-- BEGIN --
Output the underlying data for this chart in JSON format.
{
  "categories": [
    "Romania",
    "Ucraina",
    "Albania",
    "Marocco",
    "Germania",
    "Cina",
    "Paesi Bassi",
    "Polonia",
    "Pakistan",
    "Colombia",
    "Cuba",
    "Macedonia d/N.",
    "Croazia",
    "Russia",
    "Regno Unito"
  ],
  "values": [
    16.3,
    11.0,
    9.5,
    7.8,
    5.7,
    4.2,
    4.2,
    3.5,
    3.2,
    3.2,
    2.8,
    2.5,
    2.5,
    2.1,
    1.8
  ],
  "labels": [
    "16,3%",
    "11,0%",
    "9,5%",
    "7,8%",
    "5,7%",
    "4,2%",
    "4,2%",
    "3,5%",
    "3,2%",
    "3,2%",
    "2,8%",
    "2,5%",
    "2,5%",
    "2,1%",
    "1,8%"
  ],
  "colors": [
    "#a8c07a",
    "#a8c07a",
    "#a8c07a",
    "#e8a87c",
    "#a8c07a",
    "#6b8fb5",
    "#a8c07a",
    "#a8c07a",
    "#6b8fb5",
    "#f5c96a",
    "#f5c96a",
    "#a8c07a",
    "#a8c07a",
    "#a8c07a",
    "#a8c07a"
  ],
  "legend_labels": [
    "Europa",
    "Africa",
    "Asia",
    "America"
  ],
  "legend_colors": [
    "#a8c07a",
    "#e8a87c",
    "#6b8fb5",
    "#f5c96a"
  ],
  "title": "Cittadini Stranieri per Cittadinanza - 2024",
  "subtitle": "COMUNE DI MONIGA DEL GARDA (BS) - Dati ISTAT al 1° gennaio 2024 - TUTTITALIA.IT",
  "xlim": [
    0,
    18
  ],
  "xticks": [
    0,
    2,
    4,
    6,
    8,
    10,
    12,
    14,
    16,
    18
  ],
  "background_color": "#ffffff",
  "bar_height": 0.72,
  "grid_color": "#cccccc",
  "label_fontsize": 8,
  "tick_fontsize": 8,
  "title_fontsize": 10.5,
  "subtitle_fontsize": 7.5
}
-- END --
-- BEGIN --
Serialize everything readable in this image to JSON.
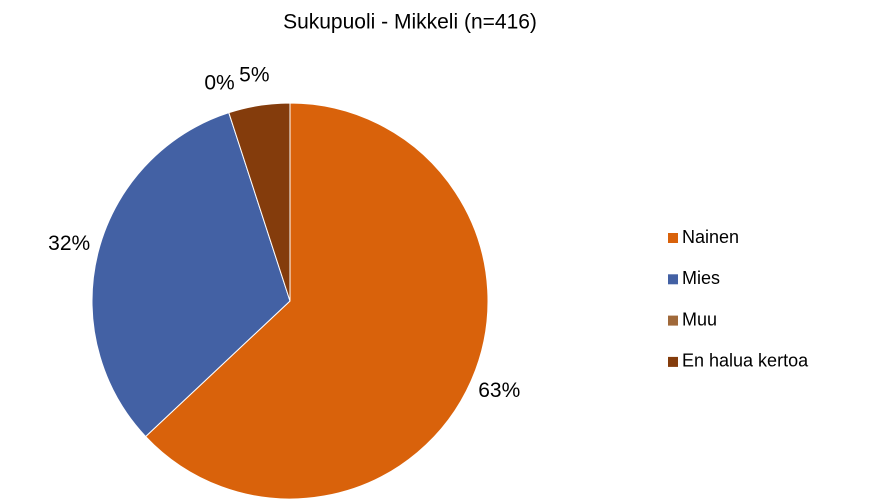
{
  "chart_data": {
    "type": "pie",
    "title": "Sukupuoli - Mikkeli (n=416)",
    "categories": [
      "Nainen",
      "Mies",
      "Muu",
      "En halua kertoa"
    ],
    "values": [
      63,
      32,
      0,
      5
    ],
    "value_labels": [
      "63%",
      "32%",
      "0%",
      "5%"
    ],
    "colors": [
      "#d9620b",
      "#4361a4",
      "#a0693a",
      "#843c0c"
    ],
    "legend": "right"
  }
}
-- END --
-- BEGIN --
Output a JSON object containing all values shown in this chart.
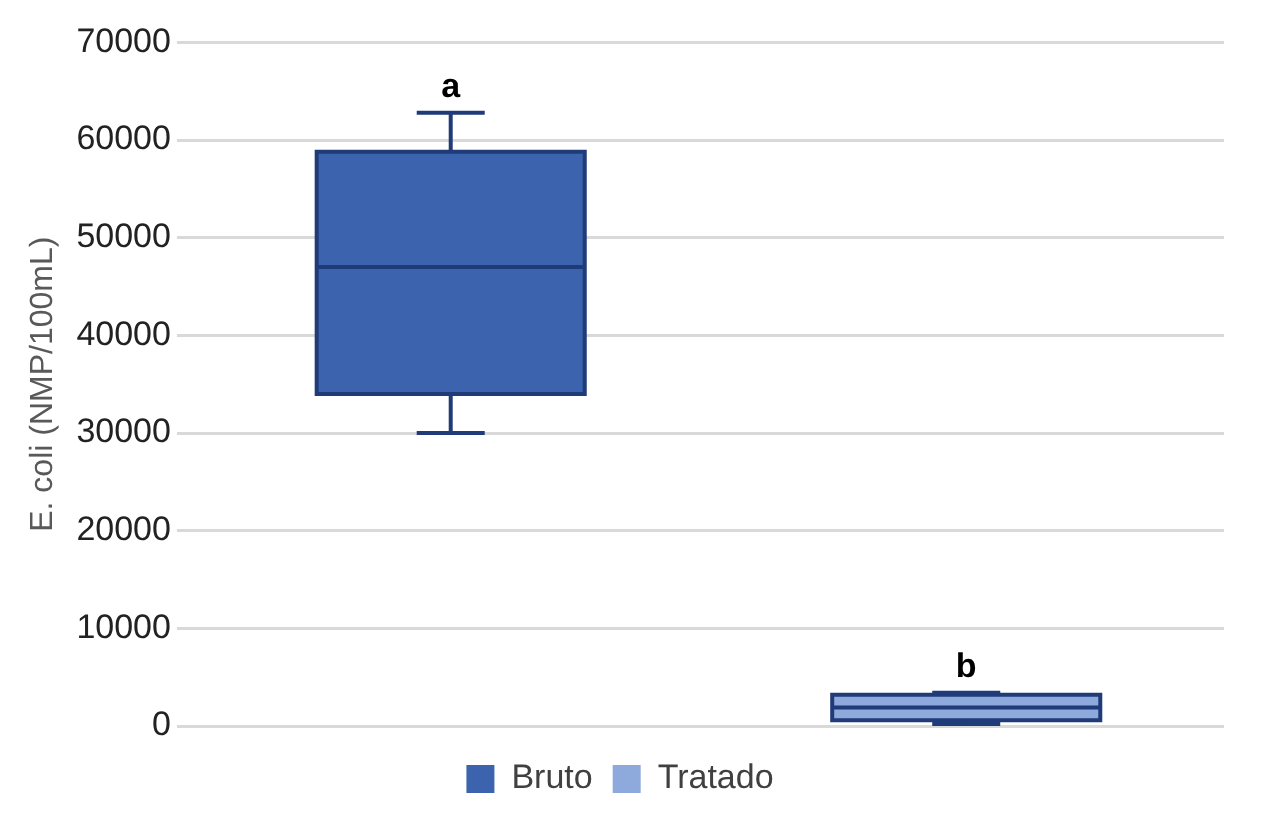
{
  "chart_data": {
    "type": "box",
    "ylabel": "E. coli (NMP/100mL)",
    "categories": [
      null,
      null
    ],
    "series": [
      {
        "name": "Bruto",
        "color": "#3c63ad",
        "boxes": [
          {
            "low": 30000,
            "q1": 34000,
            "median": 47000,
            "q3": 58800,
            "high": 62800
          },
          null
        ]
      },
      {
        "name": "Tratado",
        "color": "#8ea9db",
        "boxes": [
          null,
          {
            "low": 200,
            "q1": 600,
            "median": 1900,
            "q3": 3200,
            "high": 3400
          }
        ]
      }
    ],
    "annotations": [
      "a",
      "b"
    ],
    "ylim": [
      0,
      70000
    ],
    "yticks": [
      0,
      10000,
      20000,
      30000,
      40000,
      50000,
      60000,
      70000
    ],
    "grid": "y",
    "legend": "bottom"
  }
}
-- END --
• Work to be completed
Select the lines that carry the string "JSON" and copy them.

• Exercise solution
Output the underlying data for this chart in JSON format.
Serialize everything readable in this image to JSON.
Output a JSON object containing all values shown in this chart.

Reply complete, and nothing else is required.